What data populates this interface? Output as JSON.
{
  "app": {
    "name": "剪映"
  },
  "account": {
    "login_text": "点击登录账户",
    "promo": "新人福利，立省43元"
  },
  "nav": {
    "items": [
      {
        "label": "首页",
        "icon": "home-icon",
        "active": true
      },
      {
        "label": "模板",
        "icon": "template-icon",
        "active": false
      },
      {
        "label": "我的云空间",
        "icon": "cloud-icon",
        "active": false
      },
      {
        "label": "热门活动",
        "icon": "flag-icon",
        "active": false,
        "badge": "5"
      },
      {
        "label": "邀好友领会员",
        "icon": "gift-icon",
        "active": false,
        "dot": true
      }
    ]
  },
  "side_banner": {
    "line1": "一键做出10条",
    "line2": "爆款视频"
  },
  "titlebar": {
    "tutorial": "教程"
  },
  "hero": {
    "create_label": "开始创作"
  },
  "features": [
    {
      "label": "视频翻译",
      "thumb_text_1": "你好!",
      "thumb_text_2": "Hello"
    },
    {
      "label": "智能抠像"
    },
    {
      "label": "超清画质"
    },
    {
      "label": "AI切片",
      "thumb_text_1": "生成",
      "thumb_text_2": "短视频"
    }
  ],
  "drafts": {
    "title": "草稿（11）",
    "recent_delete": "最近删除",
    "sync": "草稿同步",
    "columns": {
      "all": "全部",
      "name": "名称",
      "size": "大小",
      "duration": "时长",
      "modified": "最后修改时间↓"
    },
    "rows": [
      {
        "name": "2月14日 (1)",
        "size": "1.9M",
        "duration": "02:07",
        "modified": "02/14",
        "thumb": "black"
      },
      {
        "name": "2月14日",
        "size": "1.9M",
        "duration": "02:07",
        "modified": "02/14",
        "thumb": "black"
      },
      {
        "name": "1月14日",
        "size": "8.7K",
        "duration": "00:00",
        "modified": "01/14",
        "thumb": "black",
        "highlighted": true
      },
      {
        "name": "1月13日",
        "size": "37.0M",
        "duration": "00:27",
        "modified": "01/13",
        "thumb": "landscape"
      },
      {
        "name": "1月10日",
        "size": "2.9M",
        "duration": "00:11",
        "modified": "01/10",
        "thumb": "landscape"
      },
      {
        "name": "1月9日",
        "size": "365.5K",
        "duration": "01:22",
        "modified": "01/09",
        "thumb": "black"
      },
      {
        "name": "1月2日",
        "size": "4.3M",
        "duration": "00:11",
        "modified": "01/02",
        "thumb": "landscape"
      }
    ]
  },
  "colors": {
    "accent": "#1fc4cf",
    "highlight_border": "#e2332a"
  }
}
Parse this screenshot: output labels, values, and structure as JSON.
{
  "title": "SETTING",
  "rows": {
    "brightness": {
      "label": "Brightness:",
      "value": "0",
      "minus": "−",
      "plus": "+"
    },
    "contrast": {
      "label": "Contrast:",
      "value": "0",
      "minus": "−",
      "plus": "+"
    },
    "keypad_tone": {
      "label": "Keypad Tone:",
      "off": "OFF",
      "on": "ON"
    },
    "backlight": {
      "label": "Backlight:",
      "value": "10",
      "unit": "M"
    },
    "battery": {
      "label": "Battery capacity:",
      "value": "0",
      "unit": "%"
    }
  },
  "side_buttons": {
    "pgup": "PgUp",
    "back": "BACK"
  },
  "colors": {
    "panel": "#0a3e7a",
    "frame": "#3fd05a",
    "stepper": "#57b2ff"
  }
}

==

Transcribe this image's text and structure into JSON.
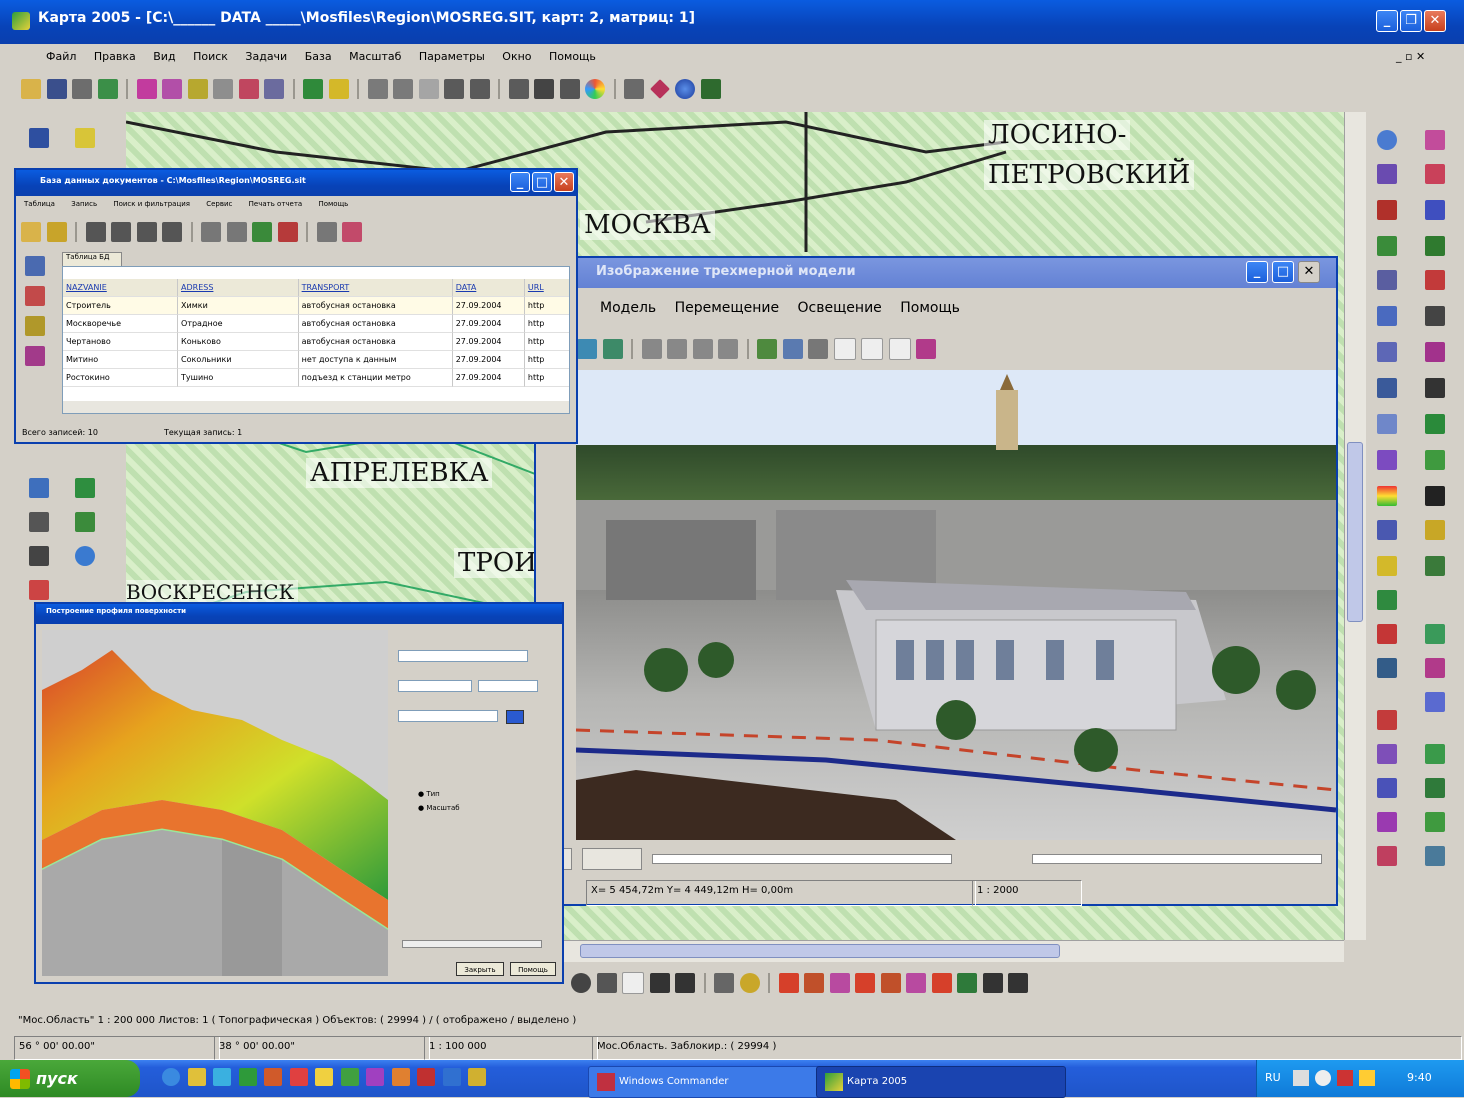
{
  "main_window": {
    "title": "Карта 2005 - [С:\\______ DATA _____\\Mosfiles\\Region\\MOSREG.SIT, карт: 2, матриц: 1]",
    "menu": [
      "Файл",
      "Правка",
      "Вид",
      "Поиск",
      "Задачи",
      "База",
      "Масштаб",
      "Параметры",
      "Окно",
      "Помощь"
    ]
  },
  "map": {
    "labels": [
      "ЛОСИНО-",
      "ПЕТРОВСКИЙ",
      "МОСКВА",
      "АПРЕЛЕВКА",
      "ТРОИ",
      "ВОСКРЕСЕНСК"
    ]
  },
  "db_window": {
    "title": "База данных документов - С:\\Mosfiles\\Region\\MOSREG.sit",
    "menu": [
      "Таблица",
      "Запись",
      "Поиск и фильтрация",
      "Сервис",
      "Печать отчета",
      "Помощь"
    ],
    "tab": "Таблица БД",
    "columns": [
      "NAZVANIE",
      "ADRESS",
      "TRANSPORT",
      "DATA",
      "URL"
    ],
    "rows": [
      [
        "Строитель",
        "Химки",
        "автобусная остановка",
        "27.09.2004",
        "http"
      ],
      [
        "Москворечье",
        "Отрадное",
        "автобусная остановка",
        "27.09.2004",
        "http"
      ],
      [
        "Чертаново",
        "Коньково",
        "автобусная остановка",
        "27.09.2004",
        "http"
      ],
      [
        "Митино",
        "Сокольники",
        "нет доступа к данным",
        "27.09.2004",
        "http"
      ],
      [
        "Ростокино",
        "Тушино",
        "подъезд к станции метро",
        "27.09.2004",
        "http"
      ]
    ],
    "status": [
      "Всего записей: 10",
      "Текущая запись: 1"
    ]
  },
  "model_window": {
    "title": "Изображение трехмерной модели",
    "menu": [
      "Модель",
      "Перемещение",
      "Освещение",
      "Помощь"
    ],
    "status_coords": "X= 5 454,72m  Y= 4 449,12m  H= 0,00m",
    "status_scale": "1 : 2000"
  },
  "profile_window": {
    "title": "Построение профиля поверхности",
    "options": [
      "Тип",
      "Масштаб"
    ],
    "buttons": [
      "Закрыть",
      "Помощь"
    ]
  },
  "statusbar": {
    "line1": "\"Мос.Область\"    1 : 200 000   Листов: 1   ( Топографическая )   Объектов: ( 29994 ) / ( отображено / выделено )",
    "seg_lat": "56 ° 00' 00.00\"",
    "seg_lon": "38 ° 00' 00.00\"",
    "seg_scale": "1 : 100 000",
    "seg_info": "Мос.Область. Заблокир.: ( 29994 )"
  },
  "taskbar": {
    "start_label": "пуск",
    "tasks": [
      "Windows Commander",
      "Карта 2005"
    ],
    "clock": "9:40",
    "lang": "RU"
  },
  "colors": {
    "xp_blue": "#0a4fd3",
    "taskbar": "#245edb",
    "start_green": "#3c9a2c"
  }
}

---

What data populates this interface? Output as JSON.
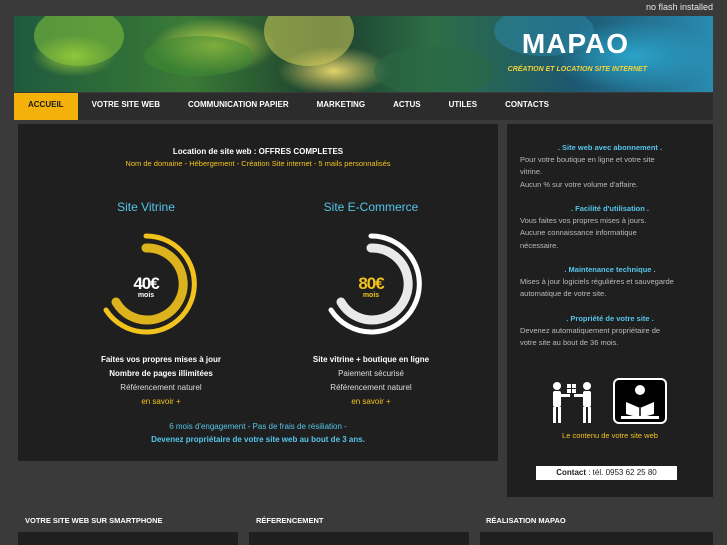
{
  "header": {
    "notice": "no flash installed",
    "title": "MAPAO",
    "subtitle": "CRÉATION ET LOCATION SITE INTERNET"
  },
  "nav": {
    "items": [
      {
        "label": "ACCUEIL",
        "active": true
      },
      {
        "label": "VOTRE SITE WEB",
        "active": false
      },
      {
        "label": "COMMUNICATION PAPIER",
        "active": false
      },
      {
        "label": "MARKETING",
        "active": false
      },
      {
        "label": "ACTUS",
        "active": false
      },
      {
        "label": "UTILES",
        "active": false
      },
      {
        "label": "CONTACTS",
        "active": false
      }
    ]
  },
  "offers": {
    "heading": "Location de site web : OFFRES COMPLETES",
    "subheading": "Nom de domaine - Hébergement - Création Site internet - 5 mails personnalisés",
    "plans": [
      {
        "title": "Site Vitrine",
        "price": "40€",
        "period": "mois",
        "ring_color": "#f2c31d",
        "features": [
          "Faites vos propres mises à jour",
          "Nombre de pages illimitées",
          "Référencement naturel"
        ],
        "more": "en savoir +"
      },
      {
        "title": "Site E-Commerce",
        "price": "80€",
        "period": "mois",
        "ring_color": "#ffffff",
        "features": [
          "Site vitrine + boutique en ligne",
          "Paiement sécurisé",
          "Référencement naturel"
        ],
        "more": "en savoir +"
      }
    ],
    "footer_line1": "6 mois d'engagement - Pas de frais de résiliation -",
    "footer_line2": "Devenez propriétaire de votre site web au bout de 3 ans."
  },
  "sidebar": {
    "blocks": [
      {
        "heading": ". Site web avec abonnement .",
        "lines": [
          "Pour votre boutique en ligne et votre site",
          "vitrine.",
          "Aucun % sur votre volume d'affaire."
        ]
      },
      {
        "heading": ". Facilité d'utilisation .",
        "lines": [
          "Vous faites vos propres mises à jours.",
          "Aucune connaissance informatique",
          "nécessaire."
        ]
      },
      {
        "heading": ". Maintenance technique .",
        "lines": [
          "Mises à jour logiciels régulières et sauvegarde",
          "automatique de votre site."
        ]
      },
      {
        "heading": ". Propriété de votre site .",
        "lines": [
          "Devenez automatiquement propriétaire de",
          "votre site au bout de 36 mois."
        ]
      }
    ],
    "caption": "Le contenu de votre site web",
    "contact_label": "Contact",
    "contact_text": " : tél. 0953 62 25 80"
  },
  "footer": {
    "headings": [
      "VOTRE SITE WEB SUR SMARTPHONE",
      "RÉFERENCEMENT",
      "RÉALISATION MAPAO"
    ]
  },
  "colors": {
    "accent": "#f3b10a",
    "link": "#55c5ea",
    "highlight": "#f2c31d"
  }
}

## Problem:
List all lines from the entries that include the word "duration".

## The response:
      "duration": "时长",
        "duration": "02:07",
        "duration": "02:07",
        "duration": "00:00",
        "duration": "00:27",
        "duration": "00:11",
        "duration": "01:22",
        "duration": "00:11",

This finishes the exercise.